Lines of data

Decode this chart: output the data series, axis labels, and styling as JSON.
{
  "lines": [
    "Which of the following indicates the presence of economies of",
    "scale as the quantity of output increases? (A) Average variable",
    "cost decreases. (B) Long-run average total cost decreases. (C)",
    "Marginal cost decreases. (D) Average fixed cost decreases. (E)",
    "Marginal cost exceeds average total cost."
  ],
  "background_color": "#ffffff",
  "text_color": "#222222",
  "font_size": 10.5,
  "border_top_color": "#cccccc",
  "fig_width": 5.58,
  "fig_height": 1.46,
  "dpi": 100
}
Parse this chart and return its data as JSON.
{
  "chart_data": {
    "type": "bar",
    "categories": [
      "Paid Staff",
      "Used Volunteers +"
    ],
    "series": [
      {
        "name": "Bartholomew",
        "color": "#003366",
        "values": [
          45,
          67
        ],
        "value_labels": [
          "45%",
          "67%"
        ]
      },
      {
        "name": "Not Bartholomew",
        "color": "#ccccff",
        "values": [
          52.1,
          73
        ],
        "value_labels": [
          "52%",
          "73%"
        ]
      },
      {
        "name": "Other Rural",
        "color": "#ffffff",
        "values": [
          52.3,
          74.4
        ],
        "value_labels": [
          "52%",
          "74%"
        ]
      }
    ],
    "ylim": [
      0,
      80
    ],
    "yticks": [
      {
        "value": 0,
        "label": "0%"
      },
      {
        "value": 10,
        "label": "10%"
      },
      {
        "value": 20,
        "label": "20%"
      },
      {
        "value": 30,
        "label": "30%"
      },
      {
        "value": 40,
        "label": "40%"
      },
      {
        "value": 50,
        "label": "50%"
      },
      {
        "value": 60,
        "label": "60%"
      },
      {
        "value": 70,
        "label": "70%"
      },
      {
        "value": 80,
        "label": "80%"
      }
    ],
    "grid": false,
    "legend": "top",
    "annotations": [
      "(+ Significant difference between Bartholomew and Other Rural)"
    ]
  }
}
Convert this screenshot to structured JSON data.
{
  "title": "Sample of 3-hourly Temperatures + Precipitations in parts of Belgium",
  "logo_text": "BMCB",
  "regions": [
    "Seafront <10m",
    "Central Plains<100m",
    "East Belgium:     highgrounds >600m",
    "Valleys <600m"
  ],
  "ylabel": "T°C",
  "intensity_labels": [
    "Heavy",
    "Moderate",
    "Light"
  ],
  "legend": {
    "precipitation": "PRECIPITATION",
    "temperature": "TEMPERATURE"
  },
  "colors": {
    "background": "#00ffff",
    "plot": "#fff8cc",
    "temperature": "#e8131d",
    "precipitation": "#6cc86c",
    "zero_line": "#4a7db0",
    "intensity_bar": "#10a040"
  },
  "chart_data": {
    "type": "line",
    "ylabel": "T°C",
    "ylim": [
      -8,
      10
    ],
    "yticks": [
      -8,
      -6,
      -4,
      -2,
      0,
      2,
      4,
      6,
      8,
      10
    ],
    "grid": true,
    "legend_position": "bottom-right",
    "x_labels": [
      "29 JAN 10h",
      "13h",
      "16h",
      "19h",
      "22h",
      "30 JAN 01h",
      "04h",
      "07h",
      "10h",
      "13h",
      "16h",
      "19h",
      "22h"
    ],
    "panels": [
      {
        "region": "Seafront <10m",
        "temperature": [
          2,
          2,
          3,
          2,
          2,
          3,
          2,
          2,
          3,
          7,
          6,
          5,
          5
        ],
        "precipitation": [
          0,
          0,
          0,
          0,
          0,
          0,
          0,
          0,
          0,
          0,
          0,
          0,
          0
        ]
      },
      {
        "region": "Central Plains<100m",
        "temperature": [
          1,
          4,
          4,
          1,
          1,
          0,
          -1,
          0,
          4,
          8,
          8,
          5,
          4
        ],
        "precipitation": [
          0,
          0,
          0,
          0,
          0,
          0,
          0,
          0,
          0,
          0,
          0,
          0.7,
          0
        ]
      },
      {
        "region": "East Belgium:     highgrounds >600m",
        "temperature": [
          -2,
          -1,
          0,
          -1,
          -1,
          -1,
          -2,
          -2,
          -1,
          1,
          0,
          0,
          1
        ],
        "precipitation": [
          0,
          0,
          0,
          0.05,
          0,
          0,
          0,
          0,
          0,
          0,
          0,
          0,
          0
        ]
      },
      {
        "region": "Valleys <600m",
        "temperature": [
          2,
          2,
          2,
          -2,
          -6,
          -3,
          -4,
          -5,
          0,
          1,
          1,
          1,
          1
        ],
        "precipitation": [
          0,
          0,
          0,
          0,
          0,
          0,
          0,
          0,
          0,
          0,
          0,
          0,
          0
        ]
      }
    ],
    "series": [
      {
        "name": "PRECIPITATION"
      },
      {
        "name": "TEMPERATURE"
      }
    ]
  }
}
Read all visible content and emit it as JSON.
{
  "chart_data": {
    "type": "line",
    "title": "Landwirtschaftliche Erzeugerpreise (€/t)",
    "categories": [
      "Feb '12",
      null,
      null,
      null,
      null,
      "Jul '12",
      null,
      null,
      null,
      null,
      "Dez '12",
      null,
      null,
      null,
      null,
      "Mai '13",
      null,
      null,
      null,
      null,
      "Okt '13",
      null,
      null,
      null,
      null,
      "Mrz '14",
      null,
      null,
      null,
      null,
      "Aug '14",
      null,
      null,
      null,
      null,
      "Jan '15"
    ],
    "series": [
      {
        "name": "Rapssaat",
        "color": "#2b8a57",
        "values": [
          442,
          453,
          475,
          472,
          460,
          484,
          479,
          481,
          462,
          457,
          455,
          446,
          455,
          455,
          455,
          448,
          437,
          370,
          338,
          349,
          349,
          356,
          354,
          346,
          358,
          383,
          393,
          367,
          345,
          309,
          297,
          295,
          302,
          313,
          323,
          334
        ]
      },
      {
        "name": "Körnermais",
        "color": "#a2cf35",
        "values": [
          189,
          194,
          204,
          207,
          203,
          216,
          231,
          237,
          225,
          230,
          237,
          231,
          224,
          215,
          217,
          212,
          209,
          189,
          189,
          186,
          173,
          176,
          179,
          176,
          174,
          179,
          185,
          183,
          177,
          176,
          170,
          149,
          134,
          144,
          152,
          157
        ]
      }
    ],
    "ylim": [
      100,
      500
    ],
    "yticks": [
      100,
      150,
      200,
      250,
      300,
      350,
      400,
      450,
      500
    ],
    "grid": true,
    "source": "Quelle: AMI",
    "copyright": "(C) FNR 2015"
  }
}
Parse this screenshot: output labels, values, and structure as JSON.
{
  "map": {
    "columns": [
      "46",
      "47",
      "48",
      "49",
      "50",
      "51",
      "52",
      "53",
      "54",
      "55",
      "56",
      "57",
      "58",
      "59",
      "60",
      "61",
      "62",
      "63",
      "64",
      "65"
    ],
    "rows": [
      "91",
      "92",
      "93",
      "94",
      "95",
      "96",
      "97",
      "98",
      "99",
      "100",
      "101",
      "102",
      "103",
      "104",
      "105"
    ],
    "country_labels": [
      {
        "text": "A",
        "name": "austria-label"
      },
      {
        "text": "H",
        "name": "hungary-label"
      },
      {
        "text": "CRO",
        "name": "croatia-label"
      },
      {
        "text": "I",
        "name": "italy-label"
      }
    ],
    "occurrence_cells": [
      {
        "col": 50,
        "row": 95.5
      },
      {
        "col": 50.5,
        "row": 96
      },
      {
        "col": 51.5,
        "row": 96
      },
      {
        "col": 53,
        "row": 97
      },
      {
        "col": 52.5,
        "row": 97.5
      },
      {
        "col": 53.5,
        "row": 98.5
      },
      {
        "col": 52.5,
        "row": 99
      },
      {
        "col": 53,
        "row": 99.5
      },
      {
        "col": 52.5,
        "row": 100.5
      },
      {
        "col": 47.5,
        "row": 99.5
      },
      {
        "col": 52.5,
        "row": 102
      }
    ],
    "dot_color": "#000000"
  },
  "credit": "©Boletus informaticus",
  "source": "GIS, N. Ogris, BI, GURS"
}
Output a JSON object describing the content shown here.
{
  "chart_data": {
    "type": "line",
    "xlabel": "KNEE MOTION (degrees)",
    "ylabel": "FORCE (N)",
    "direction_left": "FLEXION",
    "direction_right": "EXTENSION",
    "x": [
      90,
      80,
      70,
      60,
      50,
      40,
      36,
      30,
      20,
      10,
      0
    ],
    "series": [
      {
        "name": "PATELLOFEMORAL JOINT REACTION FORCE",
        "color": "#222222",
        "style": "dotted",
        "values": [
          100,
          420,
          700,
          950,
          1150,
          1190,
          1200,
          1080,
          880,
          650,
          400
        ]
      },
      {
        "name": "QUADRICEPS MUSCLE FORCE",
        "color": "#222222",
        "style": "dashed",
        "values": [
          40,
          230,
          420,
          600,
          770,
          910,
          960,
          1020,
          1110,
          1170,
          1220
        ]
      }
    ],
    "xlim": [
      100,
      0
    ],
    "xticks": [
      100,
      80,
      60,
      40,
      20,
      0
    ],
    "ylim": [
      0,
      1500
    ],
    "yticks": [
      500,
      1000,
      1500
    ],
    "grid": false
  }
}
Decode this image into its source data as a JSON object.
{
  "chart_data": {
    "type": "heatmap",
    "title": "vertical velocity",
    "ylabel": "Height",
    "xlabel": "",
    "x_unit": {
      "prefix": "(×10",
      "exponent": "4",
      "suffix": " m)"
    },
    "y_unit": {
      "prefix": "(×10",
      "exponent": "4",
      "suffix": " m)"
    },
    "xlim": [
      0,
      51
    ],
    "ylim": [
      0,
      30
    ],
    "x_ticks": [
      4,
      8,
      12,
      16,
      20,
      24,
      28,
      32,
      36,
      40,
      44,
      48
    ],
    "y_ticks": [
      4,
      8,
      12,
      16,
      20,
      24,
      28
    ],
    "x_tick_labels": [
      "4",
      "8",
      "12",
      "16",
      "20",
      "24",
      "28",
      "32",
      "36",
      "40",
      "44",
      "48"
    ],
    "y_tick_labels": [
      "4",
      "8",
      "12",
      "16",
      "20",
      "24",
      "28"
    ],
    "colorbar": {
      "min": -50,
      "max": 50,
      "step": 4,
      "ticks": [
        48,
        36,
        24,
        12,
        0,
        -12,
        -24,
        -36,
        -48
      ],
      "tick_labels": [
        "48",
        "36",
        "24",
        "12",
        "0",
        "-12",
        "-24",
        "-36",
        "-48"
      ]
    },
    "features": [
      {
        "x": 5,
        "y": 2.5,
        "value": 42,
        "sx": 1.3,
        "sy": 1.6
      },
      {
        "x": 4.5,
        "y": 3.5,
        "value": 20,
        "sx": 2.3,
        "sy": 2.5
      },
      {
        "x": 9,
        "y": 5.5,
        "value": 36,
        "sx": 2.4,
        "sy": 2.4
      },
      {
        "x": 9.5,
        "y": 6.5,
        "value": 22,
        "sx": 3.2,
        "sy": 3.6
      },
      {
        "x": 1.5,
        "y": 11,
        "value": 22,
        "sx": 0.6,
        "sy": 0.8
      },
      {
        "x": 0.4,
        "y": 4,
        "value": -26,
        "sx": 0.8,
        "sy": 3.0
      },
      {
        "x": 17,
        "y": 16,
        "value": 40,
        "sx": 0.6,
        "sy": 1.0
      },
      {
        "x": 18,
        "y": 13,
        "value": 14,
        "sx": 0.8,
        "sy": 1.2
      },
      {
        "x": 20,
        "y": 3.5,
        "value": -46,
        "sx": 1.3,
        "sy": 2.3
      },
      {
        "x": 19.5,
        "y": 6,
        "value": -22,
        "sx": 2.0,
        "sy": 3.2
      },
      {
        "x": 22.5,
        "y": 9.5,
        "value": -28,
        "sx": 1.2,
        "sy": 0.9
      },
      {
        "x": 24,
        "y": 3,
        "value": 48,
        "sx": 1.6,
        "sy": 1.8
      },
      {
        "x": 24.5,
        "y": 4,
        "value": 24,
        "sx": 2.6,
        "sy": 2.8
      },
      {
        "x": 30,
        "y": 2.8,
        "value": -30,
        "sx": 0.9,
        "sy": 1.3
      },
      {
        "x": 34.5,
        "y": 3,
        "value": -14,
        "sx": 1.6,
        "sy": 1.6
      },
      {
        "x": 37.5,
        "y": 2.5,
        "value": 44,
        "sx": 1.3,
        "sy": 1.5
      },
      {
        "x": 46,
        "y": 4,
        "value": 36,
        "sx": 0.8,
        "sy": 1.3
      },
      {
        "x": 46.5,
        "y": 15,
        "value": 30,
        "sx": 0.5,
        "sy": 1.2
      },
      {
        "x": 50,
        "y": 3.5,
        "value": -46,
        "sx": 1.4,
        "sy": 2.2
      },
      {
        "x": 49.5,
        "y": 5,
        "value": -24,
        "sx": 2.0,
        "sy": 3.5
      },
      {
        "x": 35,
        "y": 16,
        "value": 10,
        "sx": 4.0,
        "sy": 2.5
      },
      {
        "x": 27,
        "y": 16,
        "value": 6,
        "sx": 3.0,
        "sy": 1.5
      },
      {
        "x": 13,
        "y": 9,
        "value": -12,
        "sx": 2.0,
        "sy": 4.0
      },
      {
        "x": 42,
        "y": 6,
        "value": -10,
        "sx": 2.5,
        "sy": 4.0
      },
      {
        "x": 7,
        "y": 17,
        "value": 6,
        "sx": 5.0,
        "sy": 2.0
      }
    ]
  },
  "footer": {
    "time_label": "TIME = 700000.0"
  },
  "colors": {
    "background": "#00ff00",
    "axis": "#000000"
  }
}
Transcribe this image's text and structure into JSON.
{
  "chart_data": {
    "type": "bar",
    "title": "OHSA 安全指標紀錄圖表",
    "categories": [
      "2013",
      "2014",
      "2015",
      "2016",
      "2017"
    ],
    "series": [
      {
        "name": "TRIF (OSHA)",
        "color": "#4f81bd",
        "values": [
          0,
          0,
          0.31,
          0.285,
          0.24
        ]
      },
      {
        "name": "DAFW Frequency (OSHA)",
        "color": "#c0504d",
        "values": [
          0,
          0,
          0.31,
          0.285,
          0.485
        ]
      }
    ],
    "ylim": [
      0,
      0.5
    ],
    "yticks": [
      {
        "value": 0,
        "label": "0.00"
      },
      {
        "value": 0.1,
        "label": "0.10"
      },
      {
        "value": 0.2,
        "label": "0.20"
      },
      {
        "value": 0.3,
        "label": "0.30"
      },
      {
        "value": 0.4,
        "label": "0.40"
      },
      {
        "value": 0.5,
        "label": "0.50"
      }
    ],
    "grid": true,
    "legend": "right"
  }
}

(Goal)
Check each line of the records for the string "FORCE" and state how many lines contain it. Give only the number.

(Completed task)
3